● **What you are asked to do**: Return the material word for word. Do not include the pictures.

-- Data rows start --

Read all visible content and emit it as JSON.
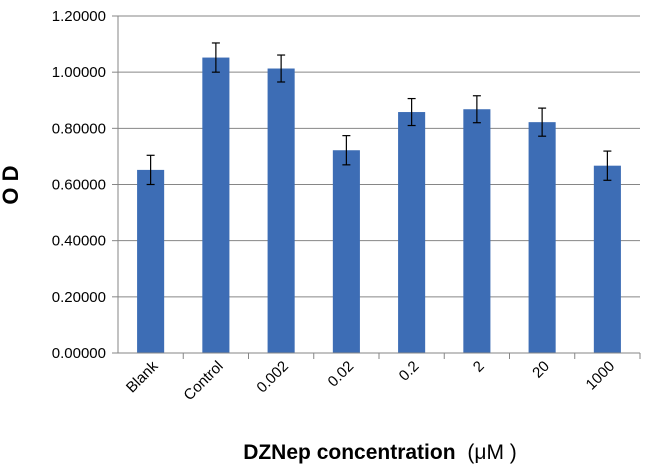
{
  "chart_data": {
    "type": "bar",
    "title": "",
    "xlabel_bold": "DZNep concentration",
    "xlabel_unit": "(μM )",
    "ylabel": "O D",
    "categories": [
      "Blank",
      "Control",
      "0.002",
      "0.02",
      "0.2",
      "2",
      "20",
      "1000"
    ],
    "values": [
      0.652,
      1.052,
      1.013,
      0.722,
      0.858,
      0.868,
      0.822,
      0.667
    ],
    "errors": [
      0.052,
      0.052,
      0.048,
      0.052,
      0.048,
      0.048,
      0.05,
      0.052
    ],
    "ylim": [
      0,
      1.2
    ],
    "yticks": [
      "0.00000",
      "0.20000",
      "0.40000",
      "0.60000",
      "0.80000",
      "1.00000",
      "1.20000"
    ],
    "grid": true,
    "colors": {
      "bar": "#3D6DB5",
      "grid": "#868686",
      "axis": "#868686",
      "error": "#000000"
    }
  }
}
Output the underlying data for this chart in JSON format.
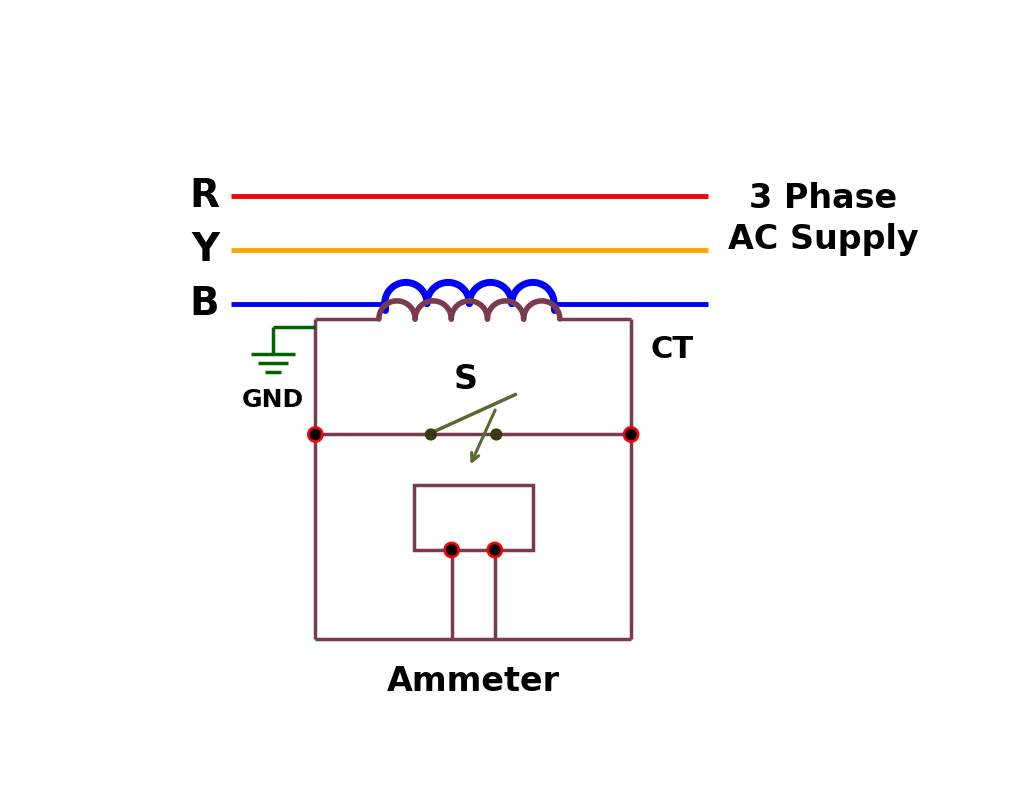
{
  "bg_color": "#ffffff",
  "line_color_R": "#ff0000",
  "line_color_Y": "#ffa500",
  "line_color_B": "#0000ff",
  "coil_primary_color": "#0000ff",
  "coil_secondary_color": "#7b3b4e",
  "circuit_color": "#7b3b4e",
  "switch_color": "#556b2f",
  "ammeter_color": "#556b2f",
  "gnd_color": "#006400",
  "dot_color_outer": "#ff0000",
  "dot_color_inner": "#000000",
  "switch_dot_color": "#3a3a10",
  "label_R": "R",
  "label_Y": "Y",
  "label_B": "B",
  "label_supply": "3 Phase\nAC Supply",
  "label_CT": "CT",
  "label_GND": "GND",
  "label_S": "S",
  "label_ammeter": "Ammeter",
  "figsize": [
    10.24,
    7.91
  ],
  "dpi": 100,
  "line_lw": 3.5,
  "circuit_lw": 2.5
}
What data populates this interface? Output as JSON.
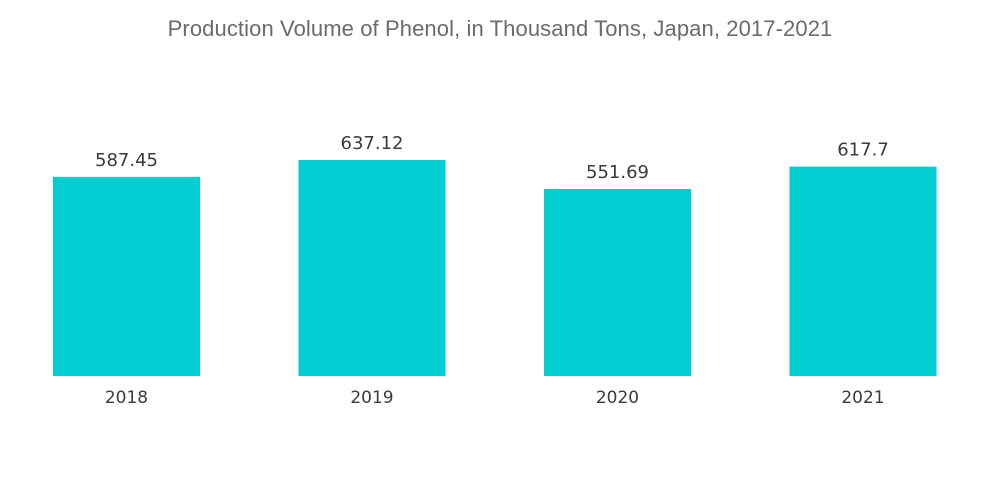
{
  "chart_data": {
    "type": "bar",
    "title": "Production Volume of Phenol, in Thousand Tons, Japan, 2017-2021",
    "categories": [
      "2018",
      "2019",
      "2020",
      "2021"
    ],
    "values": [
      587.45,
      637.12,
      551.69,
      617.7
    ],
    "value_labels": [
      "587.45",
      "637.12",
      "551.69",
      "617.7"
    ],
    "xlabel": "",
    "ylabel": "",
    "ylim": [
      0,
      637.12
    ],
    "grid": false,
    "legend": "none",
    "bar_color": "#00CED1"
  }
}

-- Data rows end --

● **Solution to this task**:
Read all visible content and emit it as JSON.
{
  "chart_data": {
    "type": "bar",
    "title": "",
    "xlabel_bold": "DZNep concentration",
    "xlabel_unit": "(μM )",
    "ylabel": "O D",
    "categories": [
      "Blank",
      "Control",
      "0.002",
      "0.02",
      "0.2",
      "2",
      "20",
      "1000"
    ],
    "values": [
      0.652,
      1.052,
      1.013,
      0.722,
      0.858,
      0.868,
      0.822,
      0.667
    ],
    "errors": [
      0.052,
      0.052,
      0.048,
      0.052,
      0.048,
      0.048,
      0.05,
      0.052
    ],
    "ylim": [
      0,
      1.2
    ],
    "yticks": [
      "0.00000",
      "0.20000",
      "0.40000",
      "0.60000",
      "0.80000",
      "1.00000",
      "1.20000"
    ],
    "grid": true,
    "colors": {
      "bar": "#3D6DB5",
      "grid": "#868686",
      "axis": "#868686",
      "error": "#000000"
    }
  }
}
Output the underlying data for this chart in JSON format.
{
  "bg_color": "#ffffff",
  "line_color_R": "#ff0000",
  "line_color_Y": "#ffa500",
  "line_color_B": "#0000ff",
  "coil_primary_color": "#0000ff",
  "coil_secondary_color": "#7b3b4e",
  "circuit_color": "#7b3b4e",
  "switch_color": "#556b2f",
  "ammeter_color": "#556b2f",
  "gnd_color": "#006400",
  "dot_color_outer": "#ff0000",
  "dot_color_inner": "#000000",
  "switch_dot_color": "#3a3a10",
  "label_R": "R",
  "label_Y": "Y",
  "label_B": "B",
  "label_supply": "3 Phase\nAC Supply",
  "label_CT": "CT",
  "label_GND": "GND",
  "label_S": "S",
  "label_ammeter": "Ammeter",
  "figsize": [
    10.24,
    7.91
  ],
  "dpi": 100,
  "line_lw": 3.5,
  "circuit_lw": 2.5
}
What data populates this interface? Output as JSON.
{
  "chart_data": {
    "type": "bar",
    "title": "Production Volume of Phenol, in Thousand Tons, Japan, 2017-2021",
    "categories": [
      "2018",
      "2019",
      "2020",
      "2021"
    ],
    "values": [
      587.45,
      637.12,
      551.69,
      617.7
    ],
    "value_labels": [
      "587.45",
      "637.12",
      "551.69",
      "617.7"
    ],
    "xlabel": "",
    "ylabel": "",
    "ylim": [
      0,
      637.12
    ],
    "grid": false,
    "legend": "none",
    "bar_color": "#00CED1"
  }
}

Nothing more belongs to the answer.